● What to work on
Among the records below, find each line that includes the string "ECCV" and copy it.

● Data listing

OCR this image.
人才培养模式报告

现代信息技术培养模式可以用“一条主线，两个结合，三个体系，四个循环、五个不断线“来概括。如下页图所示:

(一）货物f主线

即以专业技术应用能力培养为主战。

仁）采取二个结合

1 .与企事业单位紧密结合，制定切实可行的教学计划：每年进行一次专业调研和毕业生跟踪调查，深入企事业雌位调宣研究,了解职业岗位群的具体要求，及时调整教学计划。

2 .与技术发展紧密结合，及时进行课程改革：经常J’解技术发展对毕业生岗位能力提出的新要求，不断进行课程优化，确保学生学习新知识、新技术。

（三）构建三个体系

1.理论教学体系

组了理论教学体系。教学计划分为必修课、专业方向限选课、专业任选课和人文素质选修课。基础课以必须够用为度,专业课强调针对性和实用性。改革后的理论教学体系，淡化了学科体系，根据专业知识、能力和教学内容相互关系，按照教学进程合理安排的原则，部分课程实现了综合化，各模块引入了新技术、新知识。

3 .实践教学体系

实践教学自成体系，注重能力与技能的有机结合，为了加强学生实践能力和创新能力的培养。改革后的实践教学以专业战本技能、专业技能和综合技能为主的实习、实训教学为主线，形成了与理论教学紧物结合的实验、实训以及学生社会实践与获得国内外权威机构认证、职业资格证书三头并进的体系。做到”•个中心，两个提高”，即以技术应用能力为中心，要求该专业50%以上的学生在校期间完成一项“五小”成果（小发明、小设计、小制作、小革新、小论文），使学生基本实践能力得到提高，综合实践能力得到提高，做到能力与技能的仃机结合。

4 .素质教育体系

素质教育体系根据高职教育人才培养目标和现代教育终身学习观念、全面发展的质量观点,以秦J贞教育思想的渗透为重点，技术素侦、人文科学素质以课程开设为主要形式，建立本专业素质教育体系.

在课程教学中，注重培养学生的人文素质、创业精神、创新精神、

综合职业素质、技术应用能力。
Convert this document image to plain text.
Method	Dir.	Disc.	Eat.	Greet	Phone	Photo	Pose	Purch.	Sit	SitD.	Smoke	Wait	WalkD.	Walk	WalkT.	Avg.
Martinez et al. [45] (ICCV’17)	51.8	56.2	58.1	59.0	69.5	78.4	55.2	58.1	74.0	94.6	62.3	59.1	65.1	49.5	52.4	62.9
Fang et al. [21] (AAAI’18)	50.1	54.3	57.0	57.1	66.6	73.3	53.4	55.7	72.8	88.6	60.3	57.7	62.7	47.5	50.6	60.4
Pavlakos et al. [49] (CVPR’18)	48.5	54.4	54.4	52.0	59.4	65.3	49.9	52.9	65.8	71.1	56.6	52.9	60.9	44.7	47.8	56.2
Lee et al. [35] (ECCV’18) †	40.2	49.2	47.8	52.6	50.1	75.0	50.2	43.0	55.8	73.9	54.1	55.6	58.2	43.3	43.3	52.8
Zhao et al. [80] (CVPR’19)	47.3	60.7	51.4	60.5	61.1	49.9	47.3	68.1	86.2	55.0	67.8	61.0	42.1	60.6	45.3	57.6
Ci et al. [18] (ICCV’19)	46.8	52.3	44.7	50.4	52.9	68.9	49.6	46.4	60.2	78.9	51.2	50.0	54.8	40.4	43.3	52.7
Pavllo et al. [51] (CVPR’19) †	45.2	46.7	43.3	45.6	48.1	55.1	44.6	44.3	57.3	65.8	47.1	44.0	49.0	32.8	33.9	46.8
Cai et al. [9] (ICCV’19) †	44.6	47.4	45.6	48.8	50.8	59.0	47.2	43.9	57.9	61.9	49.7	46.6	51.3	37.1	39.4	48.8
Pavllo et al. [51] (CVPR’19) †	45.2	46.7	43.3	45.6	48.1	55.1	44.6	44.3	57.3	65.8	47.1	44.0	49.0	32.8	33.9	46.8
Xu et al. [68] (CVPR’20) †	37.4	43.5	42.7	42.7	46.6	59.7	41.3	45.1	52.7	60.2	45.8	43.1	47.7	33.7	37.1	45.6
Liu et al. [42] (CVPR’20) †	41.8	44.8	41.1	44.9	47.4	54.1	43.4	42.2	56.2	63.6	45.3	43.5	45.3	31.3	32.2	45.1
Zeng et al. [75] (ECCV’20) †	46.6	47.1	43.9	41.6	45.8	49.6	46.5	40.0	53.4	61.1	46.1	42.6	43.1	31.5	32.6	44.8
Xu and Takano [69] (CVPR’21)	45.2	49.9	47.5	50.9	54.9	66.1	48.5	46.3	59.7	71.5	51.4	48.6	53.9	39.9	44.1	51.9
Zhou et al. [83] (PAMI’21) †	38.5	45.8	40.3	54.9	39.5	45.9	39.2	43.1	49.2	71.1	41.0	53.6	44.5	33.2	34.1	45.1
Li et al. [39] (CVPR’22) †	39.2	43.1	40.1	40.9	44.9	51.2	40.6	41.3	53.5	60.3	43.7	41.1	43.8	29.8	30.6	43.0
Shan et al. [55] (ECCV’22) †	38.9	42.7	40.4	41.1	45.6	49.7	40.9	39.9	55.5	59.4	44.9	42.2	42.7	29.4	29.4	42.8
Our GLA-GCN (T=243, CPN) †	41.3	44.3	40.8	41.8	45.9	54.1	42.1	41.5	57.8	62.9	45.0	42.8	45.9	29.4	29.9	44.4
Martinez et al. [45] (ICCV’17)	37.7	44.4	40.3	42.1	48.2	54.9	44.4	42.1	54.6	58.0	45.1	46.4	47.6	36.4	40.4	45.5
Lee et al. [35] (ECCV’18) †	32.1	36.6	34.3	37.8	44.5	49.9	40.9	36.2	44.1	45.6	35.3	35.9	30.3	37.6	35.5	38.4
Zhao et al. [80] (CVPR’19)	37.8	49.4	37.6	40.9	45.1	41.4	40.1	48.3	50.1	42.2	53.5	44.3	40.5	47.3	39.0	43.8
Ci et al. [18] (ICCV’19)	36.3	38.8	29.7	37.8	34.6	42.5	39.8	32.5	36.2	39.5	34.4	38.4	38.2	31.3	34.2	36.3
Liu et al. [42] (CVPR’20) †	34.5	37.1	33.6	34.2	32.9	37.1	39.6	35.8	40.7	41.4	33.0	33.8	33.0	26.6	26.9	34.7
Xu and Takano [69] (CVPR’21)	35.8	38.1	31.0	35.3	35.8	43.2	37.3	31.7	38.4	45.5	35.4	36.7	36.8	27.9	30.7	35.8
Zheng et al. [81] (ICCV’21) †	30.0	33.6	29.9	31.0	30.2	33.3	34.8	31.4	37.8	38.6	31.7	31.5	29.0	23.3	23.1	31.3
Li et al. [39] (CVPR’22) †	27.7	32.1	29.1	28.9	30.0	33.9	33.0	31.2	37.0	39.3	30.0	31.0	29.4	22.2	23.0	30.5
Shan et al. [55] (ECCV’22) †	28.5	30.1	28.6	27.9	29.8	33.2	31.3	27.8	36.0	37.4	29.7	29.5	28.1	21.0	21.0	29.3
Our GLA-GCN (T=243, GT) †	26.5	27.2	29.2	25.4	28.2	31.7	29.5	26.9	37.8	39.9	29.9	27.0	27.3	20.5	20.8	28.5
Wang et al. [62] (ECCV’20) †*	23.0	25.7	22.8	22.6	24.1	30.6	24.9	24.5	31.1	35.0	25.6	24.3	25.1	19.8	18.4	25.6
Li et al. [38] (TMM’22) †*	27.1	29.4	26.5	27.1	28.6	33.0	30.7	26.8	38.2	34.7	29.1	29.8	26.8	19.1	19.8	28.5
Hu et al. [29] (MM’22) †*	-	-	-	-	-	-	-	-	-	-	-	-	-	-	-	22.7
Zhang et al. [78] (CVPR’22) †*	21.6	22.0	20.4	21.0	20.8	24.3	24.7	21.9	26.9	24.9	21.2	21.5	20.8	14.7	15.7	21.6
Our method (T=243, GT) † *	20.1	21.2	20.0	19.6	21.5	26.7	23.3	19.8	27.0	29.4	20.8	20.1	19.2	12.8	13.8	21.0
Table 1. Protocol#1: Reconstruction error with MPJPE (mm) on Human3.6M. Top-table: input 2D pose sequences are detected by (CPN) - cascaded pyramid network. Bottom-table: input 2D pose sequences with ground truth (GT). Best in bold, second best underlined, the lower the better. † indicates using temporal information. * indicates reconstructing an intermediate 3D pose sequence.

● Solved exercise
Lee et al. [35] (ECCV’18) †	40.2	49.2	47.8	52.6	50.1	75.0	50.2	43.0	55.8	73.9	54.1	55.6	58.2	43.3	43.3	52.8
Zeng et al. [75] (ECCV’20) †	46.6	47.1	43.9	41.6	45.8	49.6	46.5	40.0	53.4	61.1	46.1	42.6	43.1	31.5	32.6	44.8
Shan et al. [55] (ECCV’22) †	38.9	42.7	40.4	41.1	45.6	49.7	40.9	39.9	55.5	59.4	44.9	42.2	42.7	29.4	29.4	42.8
Lee et al. [35] (ECCV’18) †	32.1	36.6	34.3	37.8	44.5	49.9	40.9	36.2	44.1	45.6	35.3	35.9	30.3	37.6	35.5	38.4
Shan et al. [55] (ECCV’22) †	28.5	30.1	28.6	27.9	29.8	33.2	31.3	27.8	36.0	37.4	29.7	29.5	28.1	21.0	21.0	29.3
Wang et al. [62] (ECCV’20) †*	23.0	25.7	22.8	22.6	24.1	30.6	24.9	24.5	31.1	35.0	25.6	24.3	25.1	19.8	18.4	25.6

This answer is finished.